_TEXT BLOCK:_
Black The Fall Review

“If you want a picture of the future,” O’Brien says in George Orwell’s 1984, “imagine a boot stamping on a human face – for ever.” It’s a powerful mental image and one that’s conjured on a number of occasions by Black The Fall, as Black tries to escape the industrial complex of a Communist dictatorship.

Everything about Black The Fall works to evoke this oppressive regime, from its stylishly muted colour palette that’s punctuated by rare bursts of colour – most often the reds of danger – to its audio design. It’s unfortunate, then, that there’s a feeling Sand Sailor Studio are following in the footsteps of others. The visuals and the side-scrolling puzzle platforming are reminiscent of Limbo, Inside or Little Nightmares, while some of the elements within the puzzles have a kinship with Abe’s Oddyssey, not to mention the opening break out from an industrial complex.

_WORK INSTRUCTIONS:_
1) In the Black The Fall review, which studio is named as the game's developer?
2) Reproduce the passage of the Black The Fall review between "Everything about Black" and "an industrial complex.", inclusive.
3) Carry on writing the Black The Fall review from its final sentence.

_RECORDS SHOWN:_
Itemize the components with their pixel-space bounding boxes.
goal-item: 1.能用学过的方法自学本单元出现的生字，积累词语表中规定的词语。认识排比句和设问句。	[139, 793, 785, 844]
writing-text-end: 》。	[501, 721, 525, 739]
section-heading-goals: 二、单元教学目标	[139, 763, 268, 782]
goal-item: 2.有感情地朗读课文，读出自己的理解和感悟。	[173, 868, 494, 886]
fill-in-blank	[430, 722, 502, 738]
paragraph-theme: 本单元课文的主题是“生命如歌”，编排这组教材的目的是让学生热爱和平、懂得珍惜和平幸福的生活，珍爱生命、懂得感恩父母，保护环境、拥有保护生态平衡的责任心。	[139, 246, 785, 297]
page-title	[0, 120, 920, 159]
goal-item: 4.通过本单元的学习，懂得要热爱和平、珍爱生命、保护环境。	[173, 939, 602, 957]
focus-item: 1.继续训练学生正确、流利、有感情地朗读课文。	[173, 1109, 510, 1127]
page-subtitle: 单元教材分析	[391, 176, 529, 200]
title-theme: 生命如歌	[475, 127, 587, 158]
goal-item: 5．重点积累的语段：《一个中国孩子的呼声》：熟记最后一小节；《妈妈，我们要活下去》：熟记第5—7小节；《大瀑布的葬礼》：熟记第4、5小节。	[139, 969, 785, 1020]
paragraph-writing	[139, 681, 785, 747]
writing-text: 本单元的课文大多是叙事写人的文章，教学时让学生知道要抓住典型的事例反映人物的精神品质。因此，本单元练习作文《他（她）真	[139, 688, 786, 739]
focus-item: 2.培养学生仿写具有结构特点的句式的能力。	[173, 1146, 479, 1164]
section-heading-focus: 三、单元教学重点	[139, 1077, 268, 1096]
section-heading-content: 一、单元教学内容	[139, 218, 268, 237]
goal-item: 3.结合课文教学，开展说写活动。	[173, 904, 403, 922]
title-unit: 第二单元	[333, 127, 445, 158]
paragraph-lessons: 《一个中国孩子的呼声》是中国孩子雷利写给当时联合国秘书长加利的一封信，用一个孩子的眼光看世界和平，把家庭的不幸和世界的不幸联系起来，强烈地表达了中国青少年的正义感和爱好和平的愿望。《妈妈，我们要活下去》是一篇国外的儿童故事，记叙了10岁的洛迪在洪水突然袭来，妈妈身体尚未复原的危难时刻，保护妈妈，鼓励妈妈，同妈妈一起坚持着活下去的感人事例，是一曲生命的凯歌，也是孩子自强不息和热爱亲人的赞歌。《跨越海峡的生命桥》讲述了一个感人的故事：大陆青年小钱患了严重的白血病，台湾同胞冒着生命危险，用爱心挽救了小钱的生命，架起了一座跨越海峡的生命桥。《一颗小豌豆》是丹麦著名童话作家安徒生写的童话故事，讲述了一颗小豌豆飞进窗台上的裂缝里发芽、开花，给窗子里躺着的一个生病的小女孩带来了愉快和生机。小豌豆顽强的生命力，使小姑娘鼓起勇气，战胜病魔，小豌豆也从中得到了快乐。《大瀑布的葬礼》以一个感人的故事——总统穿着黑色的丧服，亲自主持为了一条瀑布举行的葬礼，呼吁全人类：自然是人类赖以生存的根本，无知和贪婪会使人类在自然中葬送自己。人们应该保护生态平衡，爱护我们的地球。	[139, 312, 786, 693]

_OUTPUTS:_
1) Sand Sailor Studio

2)
Everything about Black The Fall works to evoke this oppressive regime, from its stylishly muted colour palette that’s punctuated by rare bursts of colour – most often the reds of danger – to its audio design. It’s unfortunate, then, that there’s a feeling Sand Sailor Studio are following in the footsteps of others. The visuals and the side-scrolling puzzle platforming are reminiscent of Limbo, Inside or Little Nightmares, while some of the elements within the puzzles have a kinship with Abe’s Oddyssey, not to mention the opening break out from an industrial complex.

3)
Beyond that, much of the symbolism has been well trodden in other areas, with the aforementioned 1984 the clearest touchstone. One moment in particular has a crowd of people stood cheering a huge TV screen with an image of what must be assumed is the current illustrious leader, before booing and jeering when it changes and the Statue of Liberty shows her face.

The fact of the matter is that for Bucharest-based Sand Sailor Studio there’s both personal and cultural history behind what they depict in this game. What’s perhaps a little surprising is that Soviet iconography is so prominent throughout, that the violence, the decay, the deaths and the oppression are so clearly being linked to the Cold War power, instead of concocting a fictional state. While there’s still an awful lot of fantasy within this – there’s a very modern prevalence of CCTV, more than a few examples of advanced robotics, and the guards are rather slobbish in their design – it’s still quite powerfully tied to reality and specifically the Romanian Revolution at certain points.

The game itself is a fairly familiar feeling puzzle platformer for the most part, with a hefty dose of trial an error in working out some of the solutions. You’re more than likely to be killed if you try something foolish or make a mistake, with the CCTV cameras narrowing their red cones of vision before unleashing a hail of machine gun fire, an inability to swim, and plenty of other hazards. Many of the puzzles revolve around avoiding the cameras or deceiving them by fitting in with your surroundings, mimicking the other workers and citizens.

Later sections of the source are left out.